Reproduce the entries exactly.
______
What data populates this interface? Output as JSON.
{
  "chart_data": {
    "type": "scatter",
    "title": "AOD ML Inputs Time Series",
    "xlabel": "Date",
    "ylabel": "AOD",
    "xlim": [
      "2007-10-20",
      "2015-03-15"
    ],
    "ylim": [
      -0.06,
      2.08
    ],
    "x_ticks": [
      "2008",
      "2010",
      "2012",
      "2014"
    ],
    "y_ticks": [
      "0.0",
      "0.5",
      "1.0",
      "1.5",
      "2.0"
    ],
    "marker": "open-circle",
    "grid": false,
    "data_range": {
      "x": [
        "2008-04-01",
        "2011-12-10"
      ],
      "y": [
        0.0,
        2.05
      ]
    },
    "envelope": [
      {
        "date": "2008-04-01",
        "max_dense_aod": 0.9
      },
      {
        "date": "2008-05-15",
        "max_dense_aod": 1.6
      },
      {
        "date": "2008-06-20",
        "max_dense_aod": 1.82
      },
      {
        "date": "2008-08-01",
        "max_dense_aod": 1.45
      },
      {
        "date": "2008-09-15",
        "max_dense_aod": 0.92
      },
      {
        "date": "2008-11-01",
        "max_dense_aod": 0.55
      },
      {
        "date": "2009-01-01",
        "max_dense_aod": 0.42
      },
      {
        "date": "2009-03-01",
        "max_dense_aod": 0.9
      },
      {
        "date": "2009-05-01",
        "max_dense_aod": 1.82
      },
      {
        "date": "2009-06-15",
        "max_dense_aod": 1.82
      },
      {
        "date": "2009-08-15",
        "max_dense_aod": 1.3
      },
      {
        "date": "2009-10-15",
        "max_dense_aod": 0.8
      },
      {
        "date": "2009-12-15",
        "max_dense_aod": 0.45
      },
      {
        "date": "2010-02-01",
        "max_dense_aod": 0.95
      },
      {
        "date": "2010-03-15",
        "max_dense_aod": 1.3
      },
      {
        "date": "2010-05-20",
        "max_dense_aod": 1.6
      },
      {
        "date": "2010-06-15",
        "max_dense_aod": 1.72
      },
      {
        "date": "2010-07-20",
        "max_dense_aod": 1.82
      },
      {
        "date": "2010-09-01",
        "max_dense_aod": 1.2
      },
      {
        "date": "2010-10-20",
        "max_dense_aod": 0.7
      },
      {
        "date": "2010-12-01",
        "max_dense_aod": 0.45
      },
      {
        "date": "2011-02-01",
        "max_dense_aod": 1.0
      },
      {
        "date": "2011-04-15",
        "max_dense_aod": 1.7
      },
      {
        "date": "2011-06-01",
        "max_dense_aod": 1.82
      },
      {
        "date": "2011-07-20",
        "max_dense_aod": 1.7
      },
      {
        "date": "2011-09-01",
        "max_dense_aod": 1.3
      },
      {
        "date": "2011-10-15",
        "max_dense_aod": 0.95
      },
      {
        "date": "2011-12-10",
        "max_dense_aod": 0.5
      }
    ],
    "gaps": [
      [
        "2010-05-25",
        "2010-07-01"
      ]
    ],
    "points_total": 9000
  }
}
______
Correct response ▸
What data populates this interface? Output as JSON.
{
  "chart_data": {
    "type": "scatter",
    "title": "AOD ML Inputs Time Series",
    "xlabel": "Date",
    "ylabel": "AOD",
    "xlim": [
      "2007-10-20",
      "2015-03-15"
    ],
    "ylim": [
      -0.06,
      2.08
    ],
    "x_ticks": [
      "2008",
      "2010",
      "2012",
      "2014"
    ],
    "y_ticks": [
      "0.0",
      "0.5",
      "1.0",
      "1.5",
      "2.0"
    ],
    "marker": "open-circle",
    "grid": false,
    "data_range": {
      "x": [
        "2008-04-01",
        "2011-12-10"
      ],
      "y": [
        0.0,
        2.05
      ]
    },
    "envelope": [
      {
        "date": "2008-04-01",
        "max_dense_aod": 0.9
      },
      {
        "date": "2008-05-15",
        "max_dense_aod": 1.6
      },
      {
        "date": "2008-06-20",
        "max_dense_aod": 1.82
      },
      {
        "date": "2008-08-01",
        "max_dense_aod": 1.45
      },
      {
        "date": "2008-09-15",
        "max_dense_aod": 0.92
      },
      {
        "date": "2008-11-01",
        "max_dense_aod": 0.55
      },
      {
        "date": "2009-01-01",
        "max_dense_aod": 0.42
      },
      {
        "date": "2009-03-01",
        "max_dense_aod": 0.9
      },
      {
        "date": "2009-05-01",
        "max_dense_aod": 1.82
      },
      {
        "date": "2009-06-15",
        "max_dense_aod": 1.82
      },
      {
        "date": "2009-08-15",
        "max_dense_aod": 1.3
      },
      {
        "date": "2009-10-15",
        "max_dense_aod": 0.8
      },
      {
        "date": "2009-12-15",
        "max_dense_aod": 0.45
      },
      {
        "date": "2010-02-01",
        "max_dense_aod": 0.95
      },
      {
        "date": "2010-03-15",
        "max_dense_aod": 1.3
      },
      {
        "date": "2010-05-20",
        "max_dense_aod": 1.6
      },
      {
        "date": "2010-06-15",
        "max_dense_aod": 1.72
      },
      {
        "date": "2010-07-20",
        "max_dense_aod": 1.82
      },
      {
        "date": "2010-09-01",
        "max_dense_aod": 1.2
      },
      {
        "date": "2010-10-20",
        "max_dense_aod": 0.7
      },
      {
        "date": "2010-12-01",
        "max_dense_aod": 0.45
      },
      {
        "date": "2011-02-01",
        "max_dense_aod": 1.0
      },
      {
        "date": "2011-04-15",
        "max_dense_aod": 1.7
      },
      {
        "date": "2011-06-01",
        "max_dense_aod": 1.82
      },
      {
        "date": "2011-07-20",
        "max_dense_aod": 1.7
      },
      {
        "date": "2011-09-01",
        "max_dense_aod": 1.3
      },
      {
        "date": "2011-10-15",
        "max_dense_aod": 0.95
      },
      {
        "date": "2011-12-10",
        "max_dense_aod": 0.5
      }
    ],
    "gaps": [
      [
        "2010-05-25",
        "2010-07-01"
      ]
    ],
    "points_total": 9000
  }
}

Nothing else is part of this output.